Extracts from a graphics dataset
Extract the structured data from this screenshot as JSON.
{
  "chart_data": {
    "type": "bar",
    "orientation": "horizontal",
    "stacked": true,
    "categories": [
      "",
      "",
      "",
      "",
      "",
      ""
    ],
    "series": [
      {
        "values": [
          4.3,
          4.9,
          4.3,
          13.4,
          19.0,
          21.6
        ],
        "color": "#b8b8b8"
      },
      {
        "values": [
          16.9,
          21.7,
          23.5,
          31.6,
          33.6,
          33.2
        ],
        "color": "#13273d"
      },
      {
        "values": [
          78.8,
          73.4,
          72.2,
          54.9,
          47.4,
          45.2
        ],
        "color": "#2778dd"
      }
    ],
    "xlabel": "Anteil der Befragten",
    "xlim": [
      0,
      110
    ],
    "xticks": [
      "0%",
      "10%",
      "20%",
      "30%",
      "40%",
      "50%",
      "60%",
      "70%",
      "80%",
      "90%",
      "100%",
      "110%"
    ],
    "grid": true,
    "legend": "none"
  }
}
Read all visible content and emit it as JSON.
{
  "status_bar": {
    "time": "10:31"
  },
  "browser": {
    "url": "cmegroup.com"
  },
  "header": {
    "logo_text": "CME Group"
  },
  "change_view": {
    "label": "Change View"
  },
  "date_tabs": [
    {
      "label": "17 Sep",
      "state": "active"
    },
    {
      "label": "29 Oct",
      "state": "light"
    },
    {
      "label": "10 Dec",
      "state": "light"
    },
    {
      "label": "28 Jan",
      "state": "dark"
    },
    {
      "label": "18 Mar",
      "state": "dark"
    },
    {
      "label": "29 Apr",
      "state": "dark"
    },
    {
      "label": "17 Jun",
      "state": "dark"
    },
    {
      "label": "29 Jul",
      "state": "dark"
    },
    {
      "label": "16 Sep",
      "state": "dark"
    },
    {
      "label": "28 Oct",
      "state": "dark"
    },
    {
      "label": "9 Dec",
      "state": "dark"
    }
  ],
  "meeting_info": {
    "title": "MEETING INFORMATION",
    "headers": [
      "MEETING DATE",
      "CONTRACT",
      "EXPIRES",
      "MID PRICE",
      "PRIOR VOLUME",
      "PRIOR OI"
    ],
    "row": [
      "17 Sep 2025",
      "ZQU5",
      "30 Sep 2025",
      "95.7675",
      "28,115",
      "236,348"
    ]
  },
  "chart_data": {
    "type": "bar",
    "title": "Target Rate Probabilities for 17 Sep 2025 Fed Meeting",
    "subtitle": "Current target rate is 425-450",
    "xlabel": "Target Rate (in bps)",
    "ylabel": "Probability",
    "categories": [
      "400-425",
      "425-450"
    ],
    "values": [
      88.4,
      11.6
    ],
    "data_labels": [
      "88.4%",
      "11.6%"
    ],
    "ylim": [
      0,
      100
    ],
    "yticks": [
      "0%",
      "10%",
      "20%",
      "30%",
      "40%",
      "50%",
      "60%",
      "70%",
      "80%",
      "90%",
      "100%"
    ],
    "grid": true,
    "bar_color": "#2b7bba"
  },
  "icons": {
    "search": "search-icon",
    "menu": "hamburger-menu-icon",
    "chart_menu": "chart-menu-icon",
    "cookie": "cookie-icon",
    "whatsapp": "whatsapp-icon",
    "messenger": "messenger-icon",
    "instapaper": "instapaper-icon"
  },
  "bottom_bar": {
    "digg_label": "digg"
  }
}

Written request
Restate each record exactly as written.

Task result
Extract the structured data from this screenshot as JSON.
{
  "chart_data": {
    "type": "bar",
    "orientation": "horizontal",
    "stacked": true,
    "categories": [
      "",
      "",
      "",
      "",
      "",
      ""
    ],
    "series": [
      {
        "values": [
          4.3,
          4.9,
          4.3,
          13.4,
          19.0,
          21.6
        ],
        "color": "#b8b8b8"
      },
      {
        "values": [
          16.9,
          21.7,
          23.5,
          31.6,
          33.6,
          33.2
        ],
        "color": "#13273d"
      },
      {
        "values": [
          78.8,
          73.4,
          72.2,
          54.9,
          47.4,
          45.2
        ],
        "color": "#2778dd"
      }
    ],
    "xlabel": "Anteil der Befragten",
    "xlim": [
      0,
      110
    ],
    "xticks": [
      "0%",
      "10%",
      "20%",
      "30%",
      "40%",
      "50%",
      "60%",
      "70%",
      "80%",
      "90%",
      "100%",
      "110%"
    ],
    "grid": true,
    "legend": "none"
  }
}
Read all visible content and emit it as JSON.
{
  "status_bar": {
    "time": "10:31"
  },
  "browser": {
    "url": "cmegroup.com"
  },
  "header": {
    "logo_text": "CME Group"
  },
  "change_view": {
    "label": "Change View"
  },
  "date_tabs": [
    {
      "label": "17 Sep",
      "state": "active"
    },
    {
      "label": "29 Oct",
      "state": "light"
    },
    {
      "label": "10 Dec",
      "state": "light"
    },
    {
      "label": "28 Jan",
      "state": "dark"
    },
    {
      "label": "18 Mar",
      "state": "dark"
    },
    {
      "label": "29 Apr",
      "state": "dark"
    },
    {
      "label": "17 Jun",
      "state": "dark"
    },
    {
      "label": "29 Jul",
      "state": "dark"
    },
    {
      "label": "16 Sep",
      "state": "dark"
    },
    {
      "label": "28 Oct",
      "state": "dark"
    },
    {
      "label": "9 Dec",
      "state": "dark"
    }
  ],
  "meeting_info": {
    "title": "MEETING INFORMATION",
    "headers": [
      "MEETING DATE",
      "CONTRACT",
      "EXPIRES",
      "MID PRICE",
      "PRIOR VOLUME",
      "PRIOR OI"
    ],
    "row": [
      "17 Sep 2025",
      "ZQU5",
      "30 Sep 2025",
      "95.7675",
      "28,115",
      "236,348"
    ]
  },
  "chart_data": {
    "type": "bar",
    "title": "Target Rate Probabilities for 17 Sep 2025 Fed Meeting",
    "subtitle": "Current target rate is 425-450",
    "xlabel": "Target Rate (in bps)",
    "ylabel": "Probability",
    "categories": [
      "400-425",
      "425-450"
    ],
    "values": [
      88.4,
      11.6
    ],
    "data_labels": [
      "88.4%",
      "11.6%"
    ],
    "ylim": [
      0,
      100
    ],
    "yticks": [
      "0%",
      "10%",
      "20%",
      "30%",
      "40%",
      "50%",
      "60%",
      "70%",
      "80%",
      "90%",
      "100%"
    ],
    "grid": true,
    "bar_color": "#2b7bba"
  },
  "icons": {
    "search": "search-icon",
    "menu": "hamburger-menu-icon",
    "chart_menu": "chart-menu-icon",
    "cookie": "cookie-icon",
    "whatsapp": "whatsapp-icon",
    "messenger": "messenger-icon",
    "instapaper": "instapaper-icon"
  },
  "bottom_bar": {
    "digg_label": "digg"
  }
}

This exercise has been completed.